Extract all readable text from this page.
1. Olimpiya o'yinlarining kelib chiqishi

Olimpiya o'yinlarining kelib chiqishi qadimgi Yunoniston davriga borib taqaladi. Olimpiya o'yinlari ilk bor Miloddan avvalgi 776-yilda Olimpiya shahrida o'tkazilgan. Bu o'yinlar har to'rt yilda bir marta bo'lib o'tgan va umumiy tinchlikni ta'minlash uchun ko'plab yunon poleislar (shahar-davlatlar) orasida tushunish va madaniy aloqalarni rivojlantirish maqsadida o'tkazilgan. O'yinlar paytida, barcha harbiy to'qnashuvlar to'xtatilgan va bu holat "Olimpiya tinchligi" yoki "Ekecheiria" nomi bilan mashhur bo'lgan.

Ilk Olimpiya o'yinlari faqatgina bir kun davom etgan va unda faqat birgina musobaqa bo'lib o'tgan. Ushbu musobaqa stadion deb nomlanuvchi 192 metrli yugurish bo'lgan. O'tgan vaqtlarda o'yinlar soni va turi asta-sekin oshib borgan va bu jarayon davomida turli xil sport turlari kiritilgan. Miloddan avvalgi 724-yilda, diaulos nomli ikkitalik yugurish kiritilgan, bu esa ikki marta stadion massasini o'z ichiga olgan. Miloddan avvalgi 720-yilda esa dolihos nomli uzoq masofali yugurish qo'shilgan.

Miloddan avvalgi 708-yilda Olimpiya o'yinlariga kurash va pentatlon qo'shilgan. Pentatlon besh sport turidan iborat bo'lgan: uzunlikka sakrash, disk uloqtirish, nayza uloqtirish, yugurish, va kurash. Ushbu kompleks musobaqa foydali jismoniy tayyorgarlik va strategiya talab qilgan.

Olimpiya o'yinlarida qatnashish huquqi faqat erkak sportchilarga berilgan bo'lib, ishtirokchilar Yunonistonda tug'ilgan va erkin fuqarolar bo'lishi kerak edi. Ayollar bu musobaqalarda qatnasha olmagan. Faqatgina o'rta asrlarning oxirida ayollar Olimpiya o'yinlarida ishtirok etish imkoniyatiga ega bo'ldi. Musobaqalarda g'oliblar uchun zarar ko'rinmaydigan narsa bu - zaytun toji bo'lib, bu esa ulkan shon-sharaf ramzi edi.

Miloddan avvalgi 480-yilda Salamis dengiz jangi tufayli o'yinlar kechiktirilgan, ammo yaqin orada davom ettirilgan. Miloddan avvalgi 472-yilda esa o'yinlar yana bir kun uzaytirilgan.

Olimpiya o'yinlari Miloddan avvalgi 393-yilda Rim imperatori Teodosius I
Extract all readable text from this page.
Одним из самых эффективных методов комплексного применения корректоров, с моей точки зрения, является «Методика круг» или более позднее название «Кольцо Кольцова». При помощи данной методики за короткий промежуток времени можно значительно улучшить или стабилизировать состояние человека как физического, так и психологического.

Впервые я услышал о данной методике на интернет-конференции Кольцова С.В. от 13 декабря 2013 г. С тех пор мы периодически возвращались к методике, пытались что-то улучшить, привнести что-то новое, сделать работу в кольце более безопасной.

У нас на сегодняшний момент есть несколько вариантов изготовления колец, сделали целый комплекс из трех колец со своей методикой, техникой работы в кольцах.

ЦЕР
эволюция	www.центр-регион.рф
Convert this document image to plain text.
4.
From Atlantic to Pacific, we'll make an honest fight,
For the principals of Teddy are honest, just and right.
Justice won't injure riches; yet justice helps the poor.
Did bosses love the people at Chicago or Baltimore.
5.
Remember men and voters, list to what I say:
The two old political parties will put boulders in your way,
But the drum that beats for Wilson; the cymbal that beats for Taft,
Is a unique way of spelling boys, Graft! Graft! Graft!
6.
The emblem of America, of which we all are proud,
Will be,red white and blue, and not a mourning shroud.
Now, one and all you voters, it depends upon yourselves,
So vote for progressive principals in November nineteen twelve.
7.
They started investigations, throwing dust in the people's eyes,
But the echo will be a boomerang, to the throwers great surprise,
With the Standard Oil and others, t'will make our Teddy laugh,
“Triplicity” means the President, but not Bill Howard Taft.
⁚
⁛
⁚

——

• [Exercise objective] Restate the whole of the material exactly.

• [Complete output]
Extract all readable text from this page.
1. Olimpiya o'yinlarining kelib chiqishi

Olimpiya o'yinlarining kelib chiqishi qadimgi Yunoniston davriga borib taqaladi. Olimpiya o'yinlari ilk bor Miloddan avvalgi 776-yilda Olimpiya shahrida o'tkazilgan. Bu o'yinlar har to'rt yilda bir marta bo'lib o'tgan va umumiy tinchlikni ta'minlash uchun ko'plab yunon poleislar (shahar-davlatlar) orasida tushunish va madaniy aloqalarni rivojlantirish maqsadida o'tkazilgan. O'yinlar paytida, barcha harbiy to'qnashuvlar to'xtatilgan va bu holat "Olimpiya tinchligi" yoki "Ekecheiria" nomi bilan mashhur bo'lgan.

Ilk Olimpiya o'yinlari faqatgina bir kun davom etgan va unda faqat birgina musobaqa bo'lib o'tgan. Ushbu musobaqa stadion deb nomlanuvchi 192 metrli yugurish bo'lgan. O'tgan vaqtlarda o'yinlar soni va turi asta-sekin oshib borgan va bu jarayon davomida turli xil sport turlari kiritilgan. Miloddan avvalgi 724-yilda, diaulos nomli ikkitalik yugurish kiritilgan, bu esa ikki marta stadion massasini o'z ichiga olgan. Miloddan avvalgi 720-yilda esa dolihos nomli uzoq masofali yugurish qo'shilgan.

Miloddan avvalgi 708-yilda Olimpiya o'yinlariga kurash va pentatlon qo'shilgan. Pentatlon besh sport turidan iborat bo'lgan: uzunlikka sakrash, disk uloqtirish, nayza uloqtirish, yugurish, va kurash. Ushbu kompleks musobaqa foydali jismoniy tayyorgarlik va strategiya talab qilgan.

Olimpiya o'yinlarida qatnashish huquqi faqat erkak sportchilarga berilgan bo'lib, ishtirokchilar Yunonistonda tug'ilgan va erkin fuqarolar bo'lishi kerak edi. Ayollar bu musobaqalarda qatnasha olmagan. Faqatgina o'rta asrlarning oxirida ayollar Olimpiya o'yinlarida ishtirok etish imkoniyatiga ega bo'ldi. Musobaqalarda g'oliblar uchun zarar ko'rinmaydigan narsa bu - zaytun toji bo'lib, bu esa ulkan shon-sharaf ramzi edi.

Miloddan avvalgi 480-yilda Salamis dengiz jangi tufayli o'yinlar kechiktirilgan, ammo yaqin orada davom ettirilgan. Miloddan avvalgi 472-yilda esa o'yinlar yana bir kun uzaytirilgan.

Olimpiya o'yinlari Miloddan avvalgi 393-yilda Rim imperatori Teodosius I
Extract all readable text from this page.
Одним из самых эффективных методов комплексного применения корректоров, с моей точки зрения, является «Методика круг» или более позднее название «Кольцо Кольцова». При помощи данной методики за короткий промежуток времени можно значительно улучшить или стабилизировать состояние человека как физического, так и психологического.

Впервые я услышал о данной методике на интернет-конференции Кольцова С.В. от 13 декабря 2013 г. С тех пор мы периодически возвращались к методике, пытались что-то улучшить, привнести что-то новое, сделать работу в кольце более безопасной.

У нас на сегодняшний момент есть несколько вариантов изготовления колец, сделали целый комплекс из трех колец со своей методикой, техникой работы в кольцах.

ЦЕР
эволюция	www.центр-регион.рф
Convert this document image to plain text.
4.
From Atlantic to Pacific, we'll make an honest fight,
For the principals of Teddy are honest, just and right.
Justice won't injure riches; yet justice helps the poor.
Did bosses love the people at Chicago or Baltimore.
5.
Remember men and voters, list to what I say:
The two old political parties will put boulders in your way,
But the drum that beats for Wilson; the cymbal that beats for Taft,
Is a unique way of spelling boys, Graft! Graft! Graft!
6.
The emblem of America, of which we all are proud,
Will be,red white and blue, and not a mourning shroud.
Now, one and all you voters, it depends upon yourselves,
So vote for progressive principals in November nineteen twelve.
7.
They started investigations, throwing dust in the people's eyes,
But the echo will be a boomerang, to the throwers great surprise,
With the Standard Oil and others, t'will make our Teddy laugh,
“Triplicity” means the President, but not Bill Howard Taft.
⁚
⁛
⁚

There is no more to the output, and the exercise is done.